#### REQUIREMENT
Extract all of the data and reproduce it precisely.
• • • • • • •
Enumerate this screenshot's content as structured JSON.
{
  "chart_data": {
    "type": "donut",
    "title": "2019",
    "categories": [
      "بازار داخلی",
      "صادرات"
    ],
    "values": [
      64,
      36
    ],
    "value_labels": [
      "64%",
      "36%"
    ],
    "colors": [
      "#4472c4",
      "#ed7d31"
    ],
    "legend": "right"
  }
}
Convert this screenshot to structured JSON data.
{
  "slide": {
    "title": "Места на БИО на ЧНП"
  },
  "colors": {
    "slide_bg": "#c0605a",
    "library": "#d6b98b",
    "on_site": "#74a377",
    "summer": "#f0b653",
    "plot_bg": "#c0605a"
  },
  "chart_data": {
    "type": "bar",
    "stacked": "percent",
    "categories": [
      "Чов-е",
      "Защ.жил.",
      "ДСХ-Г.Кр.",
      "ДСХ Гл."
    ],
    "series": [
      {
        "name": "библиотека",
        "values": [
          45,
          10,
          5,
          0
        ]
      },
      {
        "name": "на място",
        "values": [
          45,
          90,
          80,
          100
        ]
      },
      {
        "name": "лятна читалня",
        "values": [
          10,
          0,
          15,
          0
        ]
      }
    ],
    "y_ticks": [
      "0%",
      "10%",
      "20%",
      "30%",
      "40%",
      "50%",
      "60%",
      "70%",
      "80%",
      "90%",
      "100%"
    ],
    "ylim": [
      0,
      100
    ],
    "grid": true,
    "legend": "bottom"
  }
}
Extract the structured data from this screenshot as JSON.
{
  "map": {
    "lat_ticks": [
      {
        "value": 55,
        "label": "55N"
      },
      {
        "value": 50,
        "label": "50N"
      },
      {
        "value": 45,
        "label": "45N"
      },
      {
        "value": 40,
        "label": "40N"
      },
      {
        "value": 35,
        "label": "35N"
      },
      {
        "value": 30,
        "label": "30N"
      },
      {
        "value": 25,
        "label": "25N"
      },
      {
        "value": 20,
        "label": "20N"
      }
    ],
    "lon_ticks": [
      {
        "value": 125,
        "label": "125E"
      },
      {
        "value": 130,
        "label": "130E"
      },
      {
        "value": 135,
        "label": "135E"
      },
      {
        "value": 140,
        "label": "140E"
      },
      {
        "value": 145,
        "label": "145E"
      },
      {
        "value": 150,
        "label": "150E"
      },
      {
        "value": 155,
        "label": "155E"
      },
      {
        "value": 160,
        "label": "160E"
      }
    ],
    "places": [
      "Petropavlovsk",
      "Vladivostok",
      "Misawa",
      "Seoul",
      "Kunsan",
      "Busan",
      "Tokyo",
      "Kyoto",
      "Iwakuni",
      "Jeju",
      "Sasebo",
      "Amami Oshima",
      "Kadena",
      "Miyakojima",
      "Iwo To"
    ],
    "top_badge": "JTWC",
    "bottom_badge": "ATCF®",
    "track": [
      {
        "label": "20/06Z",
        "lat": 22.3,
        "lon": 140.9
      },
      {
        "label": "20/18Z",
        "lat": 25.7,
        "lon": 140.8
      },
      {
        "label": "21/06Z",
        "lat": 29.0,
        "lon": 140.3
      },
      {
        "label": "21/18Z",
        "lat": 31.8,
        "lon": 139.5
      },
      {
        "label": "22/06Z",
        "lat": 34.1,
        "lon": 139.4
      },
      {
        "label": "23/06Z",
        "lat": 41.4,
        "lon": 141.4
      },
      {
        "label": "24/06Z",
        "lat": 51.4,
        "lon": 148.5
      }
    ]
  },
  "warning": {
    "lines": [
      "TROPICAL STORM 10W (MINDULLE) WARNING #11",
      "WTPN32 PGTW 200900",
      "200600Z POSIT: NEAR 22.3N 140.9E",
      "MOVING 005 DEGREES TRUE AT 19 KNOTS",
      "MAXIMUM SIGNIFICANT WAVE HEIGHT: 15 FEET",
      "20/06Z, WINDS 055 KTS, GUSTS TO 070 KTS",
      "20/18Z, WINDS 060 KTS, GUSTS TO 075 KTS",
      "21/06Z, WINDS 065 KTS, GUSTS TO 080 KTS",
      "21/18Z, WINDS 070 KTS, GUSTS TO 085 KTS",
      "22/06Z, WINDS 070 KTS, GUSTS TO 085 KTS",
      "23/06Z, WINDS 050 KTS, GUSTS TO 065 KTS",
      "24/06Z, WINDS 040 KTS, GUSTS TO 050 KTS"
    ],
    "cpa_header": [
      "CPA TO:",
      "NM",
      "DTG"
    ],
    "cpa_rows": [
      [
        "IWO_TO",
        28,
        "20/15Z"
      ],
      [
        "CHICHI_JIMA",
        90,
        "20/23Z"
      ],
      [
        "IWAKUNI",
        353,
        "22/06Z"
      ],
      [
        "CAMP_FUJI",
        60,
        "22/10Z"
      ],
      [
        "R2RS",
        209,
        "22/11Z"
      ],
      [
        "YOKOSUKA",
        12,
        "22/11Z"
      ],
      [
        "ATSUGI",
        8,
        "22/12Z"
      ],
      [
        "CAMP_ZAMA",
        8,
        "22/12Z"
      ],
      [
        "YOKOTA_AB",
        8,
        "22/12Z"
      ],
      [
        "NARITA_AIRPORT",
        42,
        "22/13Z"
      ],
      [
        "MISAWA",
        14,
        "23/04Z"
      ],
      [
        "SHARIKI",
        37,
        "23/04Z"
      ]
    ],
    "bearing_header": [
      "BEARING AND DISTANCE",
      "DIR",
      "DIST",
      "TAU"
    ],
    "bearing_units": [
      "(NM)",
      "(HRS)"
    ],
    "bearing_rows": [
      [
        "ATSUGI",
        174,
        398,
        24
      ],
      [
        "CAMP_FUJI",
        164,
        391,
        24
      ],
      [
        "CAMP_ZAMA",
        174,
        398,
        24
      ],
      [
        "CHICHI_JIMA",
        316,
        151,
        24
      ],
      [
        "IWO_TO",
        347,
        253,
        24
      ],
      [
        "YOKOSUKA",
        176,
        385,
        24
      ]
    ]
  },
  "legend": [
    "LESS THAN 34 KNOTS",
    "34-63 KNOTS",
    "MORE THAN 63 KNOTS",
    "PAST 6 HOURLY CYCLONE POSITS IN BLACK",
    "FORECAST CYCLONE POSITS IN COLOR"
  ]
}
• • • • • • •
#### EXERCISE OUTPUT
Enumerate this screenshot's content as structured JSON.
{
  "chart_data": {
    "type": "donut",
    "title": "2019",
    "categories": [
      "بازار داخلی",
      "صادرات"
    ],
    "values": [
      64,
      36
    ],
    "value_labels": [
      "64%",
      "36%"
    ],
    "colors": [
      "#4472c4",
      "#ed7d31"
    ],
    "legend": "right"
  }
}
Convert this screenshot to structured JSON data.
{
  "slide": {
    "title": "Места на БИО на ЧНП"
  },
  "colors": {
    "slide_bg": "#c0605a",
    "library": "#d6b98b",
    "on_site": "#74a377",
    "summer": "#f0b653",
    "plot_bg": "#c0605a"
  },
  "chart_data": {
    "type": "bar",
    "stacked": "percent",
    "categories": [
      "Чов-е",
      "Защ.жил.",
      "ДСХ-Г.Кр.",
      "ДСХ Гл."
    ],
    "series": [
      {
        "name": "библиотека",
        "values": [
          45,
          10,
          5,
          0
        ]
      },
      {
        "name": "на място",
        "values": [
          45,
          90,
          80,
          100
        ]
      },
      {
        "name": "лятна читалня",
        "values": [
          10,
          0,
          15,
          0
        ]
      }
    ],
    "y_ticks": [
      "0%",
      "10%",
      "20%",
      "30%",
      "40%",
      "50%",
      "60%",
      "70%",
      "80%",
      "90%",
      "100%"
    ],
    "ylim": [
      0,
      100
    ],
    "grid": true,
    "legend": "bottom"
  }
}
Extract the structured data from this screenshot as JSON.
{
  "map": {
    "lat_ticks": [
      {
        "value": 55,
        "label": "55N"
      },
      {
        "value": 50,
        "label": "50N"
      },
      {
        "value": 45,
        "label": "45N"
      },
      {
        "value": 40,
        "label": "40N"
      },
      {
        "value": 35,
        "label": "35N"
      },
      {
        "value": 30,
        "label": "30N"
      },
      {
        "value": 25,
        "label": "25N"
      },
      {
        "value": 20,
        "label": "20N"
      }
    ],
    "lon_ticks": [
      {
        "value": 125,
        "label": "125E"
      },
      {
        "value": 130,
        "label": "130E"
      },
      {
        "value": 135,
        "label": "135E"
      },
      {
        "value": 140,
        "label": "140E"
      },
      {
        "value": 145,
        "label": "145E"
      },
      {
        "value": 150,
        "label": "150E"
      },
      {
        "value": 155,
        "label": "155E"
      },
      {
        "value": 160,
        "label": "160E"
      }
    ],
    "places": [
      "Petropavlovsk",
      "Vladivostok",
      "Misawa",
      "Seoul",
      "Kunsan",
      "Busan",
      "Tokyo",
      "Kyoto",
      "Iwakuni",
      "Jeju",
      "Sasebo",
      "Amami Oshima",
      "Kadena",
      "Miyakojima",
      "Iwo To"
    ],
    "top_badge": "JTWC",
    "bottom_badge": "ATCF®",
    "track": [
      {
        "label": "20/06Z",
        "lat": 22.3,
        "lon": 140.9
      },
      {
        "label": "20/18Z",
        "lat": 25.7,
        "lon": 140.8
      },
      {
        "label": "21/06Z",
        "lat": 29.0,
        "lon": 140.3
      },
      {
        "label": "21/18Z",
        "lat": 31.8,
        "lon": 139.5
      },
      {
        "label": "22/06Z",
        "lat": 34.1,
        "lon": 139.4
      },
      {
        "label": "23/06Z",
        "lat": 41.4,
        "lon": 141.4
      },
      {
        "label": "24/06Z",
        "lat": 51.4,
        "lon": 148.5
      }
    ]
  },
  "warning": {
    "lines": [
      "TROPICAL STORM 10W (MINDULLE) WARNING #11",
      "WTPN32 PGTW 200900",
      "200600Z POSIT: NEAR 22.3N 140.9E",
      "MOVING 005 DEGREES TRUE AT 19 KNOTS",
      "MAXIMUM SIGNIFICANT WAVE HEIGHT: 15 FEET",
      "20/06Z, WINDS 055 KTS, GUSTS TO 070 KTS",
      "20/18Z, WINDS 060 KTS, GUSTS TO 075 KTS",
      "21/06Z, WINDS 065 KTS, GUSTS TO 080 KTS",
      "21/18Z, WINDS 070 KTS, GUSTS TO 085 KTS",
      "22/06Z, WINDS 070 KTS, GUSTS TO 085 KTS",
      "23/06Z, WINDS 050 KTS, GUSTS TO 065 KTS",
      "24/06Z, WINDS 040 KTS, GUSTS TO 050 KTS"
    ],
    "cpa_header": [
      "CPA TO:",
      "NM",
      "DTG"
    ],
    "cpa_rows": [
      [
        "IWO_TO",
        28,
        "20/15Z"
      ],
      [
        "CHICHI_JIMA",
        90,
        "20/23Z"
      ],
      [
        "IWAKUNI",
        353,
        "22/06Z"
      ],
      [
        "CAMP_FUJI",
        60,
        "22/10Z"
      ],
      [
        "R2RS",
        209,
        "22/11Z"
      ],
      [
        "YOKOSUKA",
        12,
        "22/11Z"
      ],
      [
        "ATSUGI",
        8,
        "22/12Z"
      ],
      [
        "CAMP_ZAMA",
        8,
        "22/12Z"
      ],
      [
        "YOKOTA_AB",
        8,
        "22/12Z"
      ],
      [
        "NARITA_AIRPORT",
        42,
        "22/13Z"
      ],
      [
        "MISAWA",
        14,
        "23/04Z"
      ],
      [
        "SHARIKI",
        37,
        "23/04Z"
      ]
    ],
    "bearing_header": [
      "BEARING AND DISTANCE",
      "DIR",
      "DIST",
      "TAU"
    ],
    "bearing_units": [
      "(NM)",
      "(HRS)"
    ],
    "bearing_rows": [
      [
        "ATSUGI",
        174,
        398,
        24
      ],
      [
        "CAMP_FUJI",
        164,
        391,
        24
      ],
      [
        "CAMP_ZAMA",
        174,
        398,
        24
      ],
      [
        "CHICHI_JIMA",
        316,
        151,
        24
      ],
      [
        "IWO_TO",
        347,
        253,
        24
      ],
      [
        "YOKOSUKA",
        176,
        385,
        24
      ]
    ]
  },
  "legend": [
    "LESS THAN 34 KNOTS",
    "34-63 KNOTS",
    "MORE THAN 63 KNOTS",
    "PAST 6 HOURLY CYCLONE POSITS IN BLACK",
    "FORECAST CYCLONE POSITS IN COLOR"
  ]
}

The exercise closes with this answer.